◆ Testo estratto
——

Omelie

Omelia IV Domenica di Quaresima 31 Marzo 2019


 IV DOMENICA DI QUARESIMA [SCARICA]

Gs 5,9-12; Sal 33; 2Cor 5,17-21; Lc 15,1-3.11-32

31  Marzo  2019

Siamo alla IV Domenica di Quaresima e Gesù ritorna sulla Misericordia gratuita e preveniente di Dio che ci converte. Oggi la parabola evangelica è una delle più conosciute: denominata dai Padri della Chiesa “il Vangelo nel Vangelo”, è la parabola del “figliol prodigo” meglio definibile come la parabola del “Padre misericordioso”.

Abbiamo ascoltato che “si avvicinavano a Gesù tutti i pubblicani e i peccatori per ascoltarlo. I farisei e gli scribi mormoravano dicendo: «costui accoglie i peccatori e mangia con loro». Ed Egli disse loro questa parabola”. Gesù, dunque, dice ai religiosi del tempo, i farisei e gli scribi, che si mostra pubblicamente “amico dei pubblicani e dei peccatori” (Lc 7, 34) per mostrare loro che sono talmente ciechi da non riconoscersi peccatori e non capire che Lui è “venuto a cercare e a salvare ciò che è perduto” (cfr. Lc 19, 10).

Gesù mostra un Dio che è Padre e attende solo che ci riconosciamo peccatori e accettiamo che Egli ricopra le nostre cadute con la Sua misericordia infinita ed inesauribile. Leggiamo, infatti, a conclusione delle due brevi parabole precedenti: “vi è più gioia in cielo per un peccatore convertito, che per novantanove giusti che non hanno bisogno di conversione” (Lc 15, 17).

La parabola così inizia: “Un uomo aveva due figli. Il più giovane dei due disse al padre: «padre, dammi la parte di patrimonio che mi spetta»”. Quando un figlio chiede a suo padre l’eredità che gli spetta è come se lo dichiarasse morto. Eppure quel padre acconsente, lascia che, nella libertà, il figlio rompa il legame di amore con lui. Il figlio “partì per un paese lontano e là sperperò il suo patrimonio vivendo in modo dissoluto”. La scelta del figlio si rivela “mortifera” perché lo prostra in una condizione di bisogno assoluto tanto da costringerlo a pascolare i maiali ritenuti dagli ebrei animali impuri. Avrebbe voluto saziarsi con le carrube di cui si nutrivano i porci; ma nessuno gli dava nulla.

——

◆ Dati in ingresso

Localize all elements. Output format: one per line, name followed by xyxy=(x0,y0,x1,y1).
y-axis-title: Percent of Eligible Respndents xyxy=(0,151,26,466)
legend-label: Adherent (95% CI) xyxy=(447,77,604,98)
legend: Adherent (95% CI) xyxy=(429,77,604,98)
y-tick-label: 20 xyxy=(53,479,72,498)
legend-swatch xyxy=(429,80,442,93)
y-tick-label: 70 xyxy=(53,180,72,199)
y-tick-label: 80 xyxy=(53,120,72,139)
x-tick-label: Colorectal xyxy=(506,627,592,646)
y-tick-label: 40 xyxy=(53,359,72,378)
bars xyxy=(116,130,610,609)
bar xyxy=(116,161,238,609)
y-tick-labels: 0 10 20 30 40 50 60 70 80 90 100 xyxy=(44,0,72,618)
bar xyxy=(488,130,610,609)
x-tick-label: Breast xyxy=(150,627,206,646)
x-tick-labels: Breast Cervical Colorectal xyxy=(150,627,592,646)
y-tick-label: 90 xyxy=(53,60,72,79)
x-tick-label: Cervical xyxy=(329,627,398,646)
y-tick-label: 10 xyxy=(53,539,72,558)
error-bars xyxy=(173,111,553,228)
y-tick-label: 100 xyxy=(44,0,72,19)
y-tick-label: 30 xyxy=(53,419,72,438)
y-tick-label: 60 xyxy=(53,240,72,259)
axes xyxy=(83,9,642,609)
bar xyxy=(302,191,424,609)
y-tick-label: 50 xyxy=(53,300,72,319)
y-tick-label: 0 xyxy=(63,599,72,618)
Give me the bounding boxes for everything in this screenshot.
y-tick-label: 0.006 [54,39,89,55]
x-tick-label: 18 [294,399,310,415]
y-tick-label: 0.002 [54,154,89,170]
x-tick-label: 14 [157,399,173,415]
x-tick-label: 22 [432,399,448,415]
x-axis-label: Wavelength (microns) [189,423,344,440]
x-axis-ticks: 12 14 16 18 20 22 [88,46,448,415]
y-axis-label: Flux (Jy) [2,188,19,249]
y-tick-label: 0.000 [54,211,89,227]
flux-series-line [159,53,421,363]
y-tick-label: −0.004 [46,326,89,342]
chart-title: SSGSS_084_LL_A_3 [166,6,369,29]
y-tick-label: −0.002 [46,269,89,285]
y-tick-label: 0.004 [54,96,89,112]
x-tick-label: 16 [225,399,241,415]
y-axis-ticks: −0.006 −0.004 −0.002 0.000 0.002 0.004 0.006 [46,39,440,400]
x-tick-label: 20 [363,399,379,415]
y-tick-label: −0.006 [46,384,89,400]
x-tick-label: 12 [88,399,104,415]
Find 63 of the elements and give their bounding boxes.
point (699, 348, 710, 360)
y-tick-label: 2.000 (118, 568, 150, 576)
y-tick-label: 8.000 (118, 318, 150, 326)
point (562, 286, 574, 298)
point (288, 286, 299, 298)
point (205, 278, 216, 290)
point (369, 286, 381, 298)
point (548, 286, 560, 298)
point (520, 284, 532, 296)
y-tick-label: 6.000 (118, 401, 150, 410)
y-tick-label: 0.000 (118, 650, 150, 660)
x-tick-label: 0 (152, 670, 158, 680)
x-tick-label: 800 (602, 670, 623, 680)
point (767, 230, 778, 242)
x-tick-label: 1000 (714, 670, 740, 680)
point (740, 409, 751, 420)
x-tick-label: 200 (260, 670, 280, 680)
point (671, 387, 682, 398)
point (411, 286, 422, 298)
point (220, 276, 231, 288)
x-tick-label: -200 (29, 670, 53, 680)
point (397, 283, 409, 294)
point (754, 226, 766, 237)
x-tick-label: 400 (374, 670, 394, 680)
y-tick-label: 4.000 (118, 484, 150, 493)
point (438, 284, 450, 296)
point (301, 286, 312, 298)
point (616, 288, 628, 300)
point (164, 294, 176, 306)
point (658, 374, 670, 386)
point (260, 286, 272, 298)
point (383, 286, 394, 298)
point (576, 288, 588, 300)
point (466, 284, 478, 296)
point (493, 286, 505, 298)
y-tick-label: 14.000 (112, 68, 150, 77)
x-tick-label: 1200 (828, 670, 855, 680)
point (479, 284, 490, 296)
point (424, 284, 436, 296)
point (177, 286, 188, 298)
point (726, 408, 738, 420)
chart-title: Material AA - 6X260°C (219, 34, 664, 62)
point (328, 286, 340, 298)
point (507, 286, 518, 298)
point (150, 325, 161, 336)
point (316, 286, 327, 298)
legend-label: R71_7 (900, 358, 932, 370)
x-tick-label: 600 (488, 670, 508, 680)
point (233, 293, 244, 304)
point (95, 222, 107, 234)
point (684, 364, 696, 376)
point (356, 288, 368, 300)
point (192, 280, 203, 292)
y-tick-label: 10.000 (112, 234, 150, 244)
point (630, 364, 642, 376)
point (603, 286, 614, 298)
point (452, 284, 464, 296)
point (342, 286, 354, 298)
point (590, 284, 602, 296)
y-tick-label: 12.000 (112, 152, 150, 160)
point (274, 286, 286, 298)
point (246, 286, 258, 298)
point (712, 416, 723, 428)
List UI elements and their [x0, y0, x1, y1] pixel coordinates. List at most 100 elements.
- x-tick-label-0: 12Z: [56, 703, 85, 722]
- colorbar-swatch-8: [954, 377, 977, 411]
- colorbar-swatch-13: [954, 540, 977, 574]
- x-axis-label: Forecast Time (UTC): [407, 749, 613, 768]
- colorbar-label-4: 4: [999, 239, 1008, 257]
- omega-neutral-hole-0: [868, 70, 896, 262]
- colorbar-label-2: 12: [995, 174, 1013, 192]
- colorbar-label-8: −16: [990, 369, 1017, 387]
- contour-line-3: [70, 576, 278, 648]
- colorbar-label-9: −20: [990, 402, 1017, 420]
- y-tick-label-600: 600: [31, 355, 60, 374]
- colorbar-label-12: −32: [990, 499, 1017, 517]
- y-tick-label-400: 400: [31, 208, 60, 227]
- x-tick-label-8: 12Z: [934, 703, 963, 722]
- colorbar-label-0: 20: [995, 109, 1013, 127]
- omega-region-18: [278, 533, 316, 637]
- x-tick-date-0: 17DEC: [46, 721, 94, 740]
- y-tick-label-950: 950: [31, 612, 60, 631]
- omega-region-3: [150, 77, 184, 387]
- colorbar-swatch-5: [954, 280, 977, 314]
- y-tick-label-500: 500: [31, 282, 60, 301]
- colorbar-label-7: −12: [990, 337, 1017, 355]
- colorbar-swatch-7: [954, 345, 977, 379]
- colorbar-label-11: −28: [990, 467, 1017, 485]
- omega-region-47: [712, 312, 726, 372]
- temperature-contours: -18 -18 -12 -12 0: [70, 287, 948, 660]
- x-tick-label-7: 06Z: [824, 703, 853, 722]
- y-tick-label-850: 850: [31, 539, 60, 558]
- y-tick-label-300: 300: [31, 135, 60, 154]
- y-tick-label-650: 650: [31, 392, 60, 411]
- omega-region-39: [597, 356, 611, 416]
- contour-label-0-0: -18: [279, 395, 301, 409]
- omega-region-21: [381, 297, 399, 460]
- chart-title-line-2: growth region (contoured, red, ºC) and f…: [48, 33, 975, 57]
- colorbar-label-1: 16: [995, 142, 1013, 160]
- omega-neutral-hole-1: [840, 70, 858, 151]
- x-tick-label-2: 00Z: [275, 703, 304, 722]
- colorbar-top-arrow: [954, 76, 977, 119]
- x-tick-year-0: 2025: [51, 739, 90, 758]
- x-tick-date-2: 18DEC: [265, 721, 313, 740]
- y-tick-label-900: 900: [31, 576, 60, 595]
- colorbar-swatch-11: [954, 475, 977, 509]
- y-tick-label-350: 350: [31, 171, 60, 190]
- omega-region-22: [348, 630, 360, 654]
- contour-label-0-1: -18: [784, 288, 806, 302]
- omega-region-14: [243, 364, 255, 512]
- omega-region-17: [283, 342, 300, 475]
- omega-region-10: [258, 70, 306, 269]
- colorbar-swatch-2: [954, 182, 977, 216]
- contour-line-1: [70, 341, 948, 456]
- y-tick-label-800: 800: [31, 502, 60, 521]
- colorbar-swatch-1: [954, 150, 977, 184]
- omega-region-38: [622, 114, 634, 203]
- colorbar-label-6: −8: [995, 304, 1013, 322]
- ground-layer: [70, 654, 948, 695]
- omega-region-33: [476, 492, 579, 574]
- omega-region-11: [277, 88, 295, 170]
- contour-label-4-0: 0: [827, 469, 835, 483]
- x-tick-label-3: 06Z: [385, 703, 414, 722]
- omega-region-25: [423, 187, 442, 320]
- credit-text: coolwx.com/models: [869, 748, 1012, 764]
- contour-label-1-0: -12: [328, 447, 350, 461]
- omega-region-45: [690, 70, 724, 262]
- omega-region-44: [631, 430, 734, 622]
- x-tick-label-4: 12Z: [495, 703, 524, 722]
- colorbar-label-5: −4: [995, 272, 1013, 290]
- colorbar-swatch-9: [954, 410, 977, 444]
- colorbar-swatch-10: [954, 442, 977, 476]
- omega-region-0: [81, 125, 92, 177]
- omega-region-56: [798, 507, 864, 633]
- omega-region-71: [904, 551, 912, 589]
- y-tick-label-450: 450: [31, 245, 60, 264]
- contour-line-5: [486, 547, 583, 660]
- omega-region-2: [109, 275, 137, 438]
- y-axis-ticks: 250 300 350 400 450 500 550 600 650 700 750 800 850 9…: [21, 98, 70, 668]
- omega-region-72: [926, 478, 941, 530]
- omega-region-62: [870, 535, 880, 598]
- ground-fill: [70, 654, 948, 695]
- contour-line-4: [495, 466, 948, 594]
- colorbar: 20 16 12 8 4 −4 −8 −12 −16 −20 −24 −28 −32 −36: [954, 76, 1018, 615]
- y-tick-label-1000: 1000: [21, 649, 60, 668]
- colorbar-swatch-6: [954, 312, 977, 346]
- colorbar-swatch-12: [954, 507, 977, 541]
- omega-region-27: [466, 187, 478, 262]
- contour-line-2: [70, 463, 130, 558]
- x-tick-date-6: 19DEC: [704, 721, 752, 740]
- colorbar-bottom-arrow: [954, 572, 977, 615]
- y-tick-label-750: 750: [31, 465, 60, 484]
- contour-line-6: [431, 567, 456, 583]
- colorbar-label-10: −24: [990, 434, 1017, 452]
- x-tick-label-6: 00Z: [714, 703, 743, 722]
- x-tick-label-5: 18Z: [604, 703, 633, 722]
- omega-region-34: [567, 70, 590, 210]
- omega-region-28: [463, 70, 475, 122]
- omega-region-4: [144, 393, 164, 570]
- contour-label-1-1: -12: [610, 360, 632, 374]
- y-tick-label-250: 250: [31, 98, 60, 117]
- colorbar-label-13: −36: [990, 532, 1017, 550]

——

◆ Consegna A
Elenca i riferimenti biblici delle letture indicati subito sotto il titolo dell'omelia.
◆ Consegna B
Nei record, dall'inizio fino alla riga che contiene "y-axis-ticks: −0.006 −0.004" inclusa, sostituisci "Colorectal" con "Colorettale" e riporta soltanto quelle righe.
I record non hanno alcun legame con l'omelia.

◆ Soluzione A
Gs 5,9-12
Sal 33
2Cor 5,17-21
Lc 15,1-3.11-32

◆ Soluzione B
Localize all elements. Output format: one per line, name followed by xyxy=(x0,y0,x1,y1).
y-axis-title: Percent of Eligible Respndents xyxy=(0,151,26,466)
legend-label: Adherent (95% CI) xyxy=(447,77,604,98)
legend: Adherent (95% CI) xyxy=(429,77,604,98)
y-tick-label: 20 xyxy=(53,479,72,498)
legend-swatch xyxy=(429,80,442,93)
y-tick-label: 70 xyxy=(53,180,72,199)
y-tick-label: 80 xyxy=(53,120,72,139)
x-tick-label: Colorettale xyxy=(506,627,592,646)
y-tick-label: 40 xyxy=(53,359,72,378)
bars xyxy=(116,130,610,609)
bar xyxy=(116,161,238,609)
y-tick-labels: 0 10 20 30 40 50 60 70 80 90 100 xyxy=(44,0,72,618)
bar xyxy=(488,130,610,609)
x-tick-label: Breast xyxy=(150,627,206,646)
x-tick-labels: Breast Cervical Colorettale xyxy=(150,627,592,646)
y-tick-label: 90 xyxy=(53,60,72,79)
x-tick-label: Cervical xyxy=(329,627,398,646)
y-tick-label: 10 xyxy=(53,539,72,558)
error-bars xyxy=(173,111,553,228)
y-tick-label: 100 xyxy=(44,0,72,19)
y-tick-label: 30 xyxy=(53,419,72,438)
y-tick-label: 60 xyxy=(53,240,72,259)
axes xyxy=(83,9,642,609)
bar xyxy=(302,191,424,609)
y-tick-label: 50 xyxy=(53,300,72,319)
y-tick-label: 0 xyxy=(63,599,72,618)
Give me the bounding boxes for everything in this screenshot.
y-tick-label: 0.006 [54,39,89,55]
x-tick-label: 18 [294,399,310,415]
y-tick-label: 0.002 [54,154,89,170]
x-tick-label: 14 [157,399,173,415]
x-tick-label: 22 [432,399,448,415]
x-axis-label: Wavelength (microns) [189,423,344,440]
x-axis-ticks: 12 14 16 18 20 22 [88,46,448,415]
y-axis-label: Flux (Jy) [2,188,19,249]
y-tick-label: 0.000 [54,211,89,227]
flux-series-line [159,53,421,363]
y-tick-label: −0.004 [46,326,89,342]
chart-title: SSGSS_084_LL_A_3 [166,6,369,29]
y-tick-label: −0.002 [46,269,89,285]
y-tick-label: 0.004 [54,96,89,112]
x-tick-label: 16 [225,399,241,415]
y-axis-ticks: −0.006 −0.004 −0.002 0.000 0.002 0.004 0.006 [46,39,440,400]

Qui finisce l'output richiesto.